■ Aim of the task: Search the entries below. Return every line that has "determines" in it.

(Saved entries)
┄┄┄┄┄┄┄┄┄┄

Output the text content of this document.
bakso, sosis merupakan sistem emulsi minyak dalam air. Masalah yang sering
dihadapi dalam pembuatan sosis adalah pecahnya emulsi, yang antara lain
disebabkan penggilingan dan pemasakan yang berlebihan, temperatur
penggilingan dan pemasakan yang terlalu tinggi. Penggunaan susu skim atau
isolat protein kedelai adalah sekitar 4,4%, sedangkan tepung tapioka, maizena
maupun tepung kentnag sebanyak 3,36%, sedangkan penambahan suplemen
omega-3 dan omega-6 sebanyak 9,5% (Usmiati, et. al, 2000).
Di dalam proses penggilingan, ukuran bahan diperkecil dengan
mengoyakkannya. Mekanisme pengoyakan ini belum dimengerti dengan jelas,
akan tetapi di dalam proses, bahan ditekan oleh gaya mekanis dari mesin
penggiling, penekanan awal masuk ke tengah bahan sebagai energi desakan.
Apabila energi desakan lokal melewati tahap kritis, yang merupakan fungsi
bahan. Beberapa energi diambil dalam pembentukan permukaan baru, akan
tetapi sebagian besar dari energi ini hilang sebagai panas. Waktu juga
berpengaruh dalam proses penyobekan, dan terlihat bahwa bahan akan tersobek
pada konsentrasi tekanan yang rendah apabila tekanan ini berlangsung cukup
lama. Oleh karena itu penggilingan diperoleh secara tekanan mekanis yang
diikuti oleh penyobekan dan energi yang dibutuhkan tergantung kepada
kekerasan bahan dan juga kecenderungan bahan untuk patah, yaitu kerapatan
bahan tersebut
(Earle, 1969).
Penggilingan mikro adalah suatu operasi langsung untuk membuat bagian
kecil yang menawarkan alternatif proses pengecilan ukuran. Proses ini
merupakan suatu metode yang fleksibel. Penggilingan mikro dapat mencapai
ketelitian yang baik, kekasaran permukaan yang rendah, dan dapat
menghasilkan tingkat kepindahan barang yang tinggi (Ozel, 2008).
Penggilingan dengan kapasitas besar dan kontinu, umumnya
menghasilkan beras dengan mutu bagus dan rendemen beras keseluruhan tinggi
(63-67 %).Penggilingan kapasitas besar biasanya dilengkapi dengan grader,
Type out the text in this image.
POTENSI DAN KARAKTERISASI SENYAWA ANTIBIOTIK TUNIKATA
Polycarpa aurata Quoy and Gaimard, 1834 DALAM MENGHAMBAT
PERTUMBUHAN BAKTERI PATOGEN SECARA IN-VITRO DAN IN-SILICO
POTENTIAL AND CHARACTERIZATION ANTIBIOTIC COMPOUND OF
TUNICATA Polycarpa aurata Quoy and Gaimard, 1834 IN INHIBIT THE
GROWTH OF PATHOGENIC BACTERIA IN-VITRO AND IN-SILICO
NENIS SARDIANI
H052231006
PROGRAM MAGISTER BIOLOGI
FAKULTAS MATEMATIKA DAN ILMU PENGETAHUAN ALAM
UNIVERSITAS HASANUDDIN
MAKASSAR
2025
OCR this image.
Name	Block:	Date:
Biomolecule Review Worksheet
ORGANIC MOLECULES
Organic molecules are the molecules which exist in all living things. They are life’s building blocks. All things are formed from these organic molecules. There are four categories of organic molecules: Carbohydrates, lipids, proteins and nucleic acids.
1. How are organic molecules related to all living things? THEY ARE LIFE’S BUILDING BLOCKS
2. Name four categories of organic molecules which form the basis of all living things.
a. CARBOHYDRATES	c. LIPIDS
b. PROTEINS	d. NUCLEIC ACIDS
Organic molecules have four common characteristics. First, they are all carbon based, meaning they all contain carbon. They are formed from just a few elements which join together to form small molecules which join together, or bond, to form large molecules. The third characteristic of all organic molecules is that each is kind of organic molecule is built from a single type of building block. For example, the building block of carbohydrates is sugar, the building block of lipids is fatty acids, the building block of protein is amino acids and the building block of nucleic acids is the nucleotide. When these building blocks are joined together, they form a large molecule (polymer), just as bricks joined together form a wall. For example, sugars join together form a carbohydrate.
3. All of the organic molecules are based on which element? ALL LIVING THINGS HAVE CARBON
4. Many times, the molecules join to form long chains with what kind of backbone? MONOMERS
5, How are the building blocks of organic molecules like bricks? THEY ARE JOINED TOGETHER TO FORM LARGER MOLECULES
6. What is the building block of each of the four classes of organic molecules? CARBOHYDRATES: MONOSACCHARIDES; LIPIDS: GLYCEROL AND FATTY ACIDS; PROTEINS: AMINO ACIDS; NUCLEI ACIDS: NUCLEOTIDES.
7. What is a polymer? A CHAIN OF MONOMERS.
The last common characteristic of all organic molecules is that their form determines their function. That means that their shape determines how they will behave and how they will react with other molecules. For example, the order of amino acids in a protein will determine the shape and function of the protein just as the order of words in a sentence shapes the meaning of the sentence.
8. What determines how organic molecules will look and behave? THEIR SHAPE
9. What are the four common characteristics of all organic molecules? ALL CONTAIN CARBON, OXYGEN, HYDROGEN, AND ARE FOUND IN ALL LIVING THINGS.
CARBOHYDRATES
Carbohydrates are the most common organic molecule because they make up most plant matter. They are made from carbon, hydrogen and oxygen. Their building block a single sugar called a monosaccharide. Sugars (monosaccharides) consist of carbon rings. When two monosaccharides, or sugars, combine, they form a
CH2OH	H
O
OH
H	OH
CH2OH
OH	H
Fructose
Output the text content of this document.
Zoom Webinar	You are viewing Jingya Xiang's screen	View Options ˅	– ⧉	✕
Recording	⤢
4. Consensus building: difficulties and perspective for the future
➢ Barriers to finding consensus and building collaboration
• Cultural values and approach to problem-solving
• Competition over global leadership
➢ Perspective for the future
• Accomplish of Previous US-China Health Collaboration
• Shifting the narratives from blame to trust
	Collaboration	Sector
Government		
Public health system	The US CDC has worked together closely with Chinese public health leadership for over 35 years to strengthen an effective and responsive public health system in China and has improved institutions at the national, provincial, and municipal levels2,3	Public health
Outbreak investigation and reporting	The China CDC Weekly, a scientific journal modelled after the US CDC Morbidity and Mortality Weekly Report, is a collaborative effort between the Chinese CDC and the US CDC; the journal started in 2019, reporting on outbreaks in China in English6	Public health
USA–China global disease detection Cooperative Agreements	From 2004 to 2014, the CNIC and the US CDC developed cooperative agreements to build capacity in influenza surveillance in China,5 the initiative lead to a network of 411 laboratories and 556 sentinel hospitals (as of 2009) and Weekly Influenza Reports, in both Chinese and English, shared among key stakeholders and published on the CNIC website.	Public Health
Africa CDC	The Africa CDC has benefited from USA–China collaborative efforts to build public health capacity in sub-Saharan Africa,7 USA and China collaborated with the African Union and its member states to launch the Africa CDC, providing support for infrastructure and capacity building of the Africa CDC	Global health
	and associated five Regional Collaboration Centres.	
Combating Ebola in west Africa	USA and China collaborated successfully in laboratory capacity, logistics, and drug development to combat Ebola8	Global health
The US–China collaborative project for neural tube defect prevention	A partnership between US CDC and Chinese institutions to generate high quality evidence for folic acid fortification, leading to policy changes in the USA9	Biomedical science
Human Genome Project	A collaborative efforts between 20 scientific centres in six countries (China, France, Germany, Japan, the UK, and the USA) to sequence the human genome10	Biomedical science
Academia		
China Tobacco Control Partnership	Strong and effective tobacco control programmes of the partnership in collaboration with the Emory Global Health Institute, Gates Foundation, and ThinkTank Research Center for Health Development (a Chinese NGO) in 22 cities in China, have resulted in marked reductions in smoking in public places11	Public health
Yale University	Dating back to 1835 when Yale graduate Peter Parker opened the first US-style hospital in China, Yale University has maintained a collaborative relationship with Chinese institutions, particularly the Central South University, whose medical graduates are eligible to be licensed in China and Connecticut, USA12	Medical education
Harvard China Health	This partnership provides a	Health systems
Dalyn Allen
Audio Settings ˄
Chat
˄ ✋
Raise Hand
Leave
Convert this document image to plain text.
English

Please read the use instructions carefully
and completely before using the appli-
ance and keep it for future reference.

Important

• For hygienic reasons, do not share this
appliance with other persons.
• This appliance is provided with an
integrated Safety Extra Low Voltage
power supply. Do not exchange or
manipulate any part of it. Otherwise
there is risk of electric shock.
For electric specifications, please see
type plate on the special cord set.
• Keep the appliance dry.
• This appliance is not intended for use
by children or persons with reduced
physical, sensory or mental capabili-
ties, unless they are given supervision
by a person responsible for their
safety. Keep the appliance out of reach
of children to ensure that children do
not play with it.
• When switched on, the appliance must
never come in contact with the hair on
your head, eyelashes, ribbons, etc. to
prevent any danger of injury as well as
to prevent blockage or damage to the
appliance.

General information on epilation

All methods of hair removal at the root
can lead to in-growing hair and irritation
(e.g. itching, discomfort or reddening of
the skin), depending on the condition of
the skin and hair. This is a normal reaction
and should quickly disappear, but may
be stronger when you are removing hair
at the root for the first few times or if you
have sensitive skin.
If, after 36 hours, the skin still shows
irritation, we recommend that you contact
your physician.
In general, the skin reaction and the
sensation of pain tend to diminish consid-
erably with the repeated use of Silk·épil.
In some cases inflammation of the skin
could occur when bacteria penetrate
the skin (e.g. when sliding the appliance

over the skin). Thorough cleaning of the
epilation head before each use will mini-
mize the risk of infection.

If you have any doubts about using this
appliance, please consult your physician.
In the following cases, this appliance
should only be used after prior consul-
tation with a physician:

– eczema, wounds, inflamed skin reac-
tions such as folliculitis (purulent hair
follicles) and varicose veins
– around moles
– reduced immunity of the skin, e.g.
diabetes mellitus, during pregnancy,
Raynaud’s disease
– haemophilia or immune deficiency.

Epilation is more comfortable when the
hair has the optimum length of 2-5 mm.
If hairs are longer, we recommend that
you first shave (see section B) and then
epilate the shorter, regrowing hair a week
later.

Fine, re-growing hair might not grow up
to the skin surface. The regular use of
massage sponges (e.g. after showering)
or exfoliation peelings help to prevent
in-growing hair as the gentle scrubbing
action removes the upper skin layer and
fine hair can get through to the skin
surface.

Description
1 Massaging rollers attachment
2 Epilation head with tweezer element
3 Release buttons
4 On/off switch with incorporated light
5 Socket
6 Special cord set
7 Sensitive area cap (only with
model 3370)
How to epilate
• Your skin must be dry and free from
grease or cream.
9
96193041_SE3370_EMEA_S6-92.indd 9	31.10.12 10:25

┄┄┄┄┄┄┄┄┄┄

■ Reply to the exercise:
The last common characteristic of all organic molecules is that their form determines their function. That means that their shape determines how they will behave and how they will react with other molecules. For example, the order of amino acids in a protein will determine the shape and function of the protein just as the order of words in a sentence shapes the meaning of the sentence.
8. What determines how organic molecules will look and behave? THEIR SHAPE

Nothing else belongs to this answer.